Saved entries
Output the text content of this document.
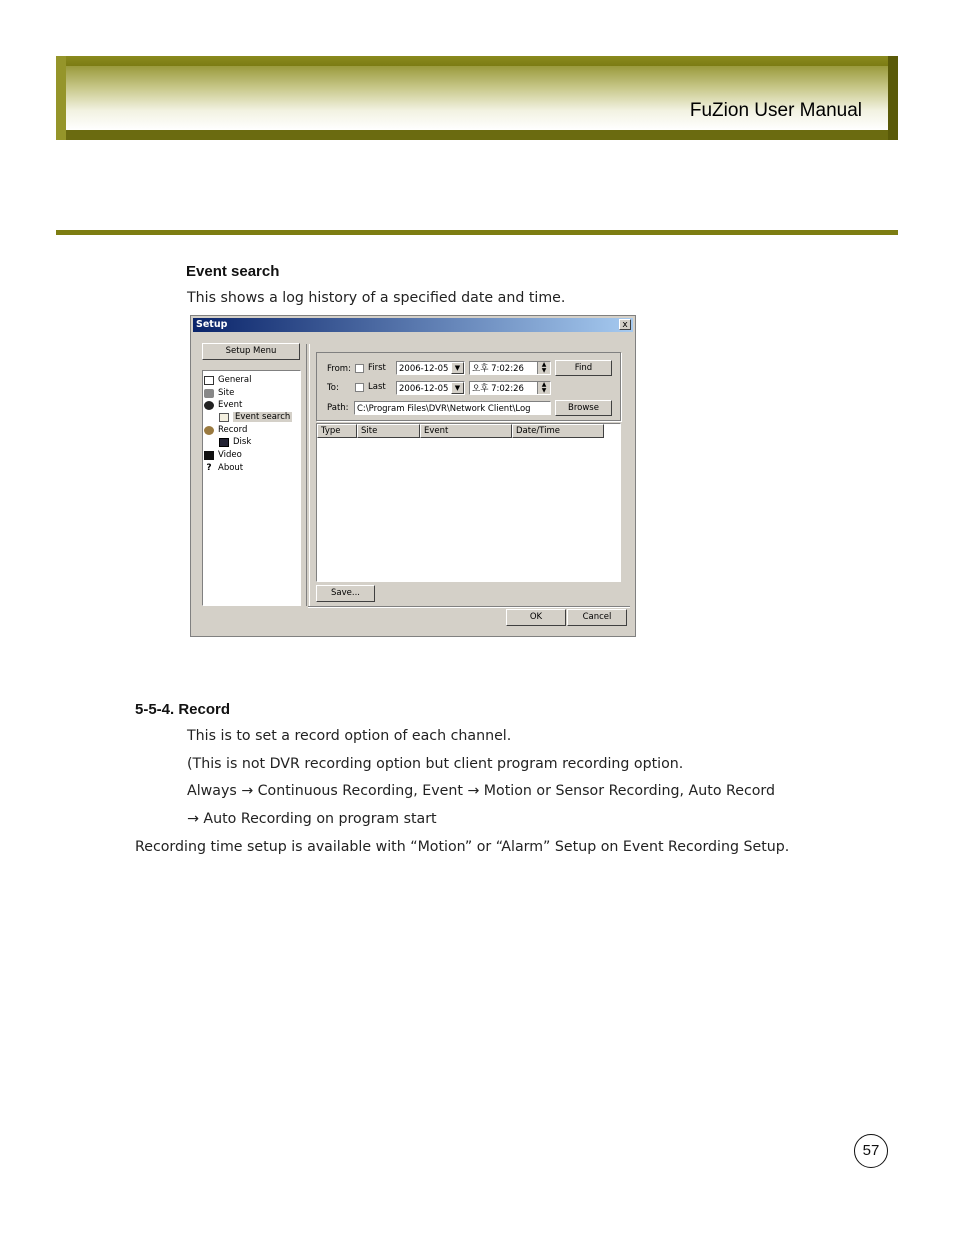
FuZion User Manual
Event search
This shows a log history of a specified date and time.
Setup	x
Setup Menu
General
Site
Event
Event search
Record
Disk
Video
? About
From: First	2006-12-05 ▼	오후 7:02:26	▲
▼	Find
To:	Last	2006-12-05 ▼	오후 7:02:26	▲
▼
Path: C:\Program Files\DVR\Network Client\Log	Browse
Type	Site	Event	Date/Time
Save...
OK	Cancel
5-5-4. Record
This is to set a record option of each channel.
(This is not DVR recording option but client program recording option.
Always → Continuous Recording, Event → Motion or Sensor Recording, Auto Record
→ Auto Recording on program start
Recording time setup is available with “Motion” or “Alarm” Setup on Event Recording Setup.
57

**DIRECTION:** Identify lines with the string "Event". Copy each one.

**SOLUTION BELOW:**
Event search
Event
Event search
Type	Site	Event	Date/Time
Always → Continuous Recording, Event → Motion or Sensor Recording, Auto Record
Recording time setup is available with “Motion” or “Alarm” Setup on Event Recording Setup.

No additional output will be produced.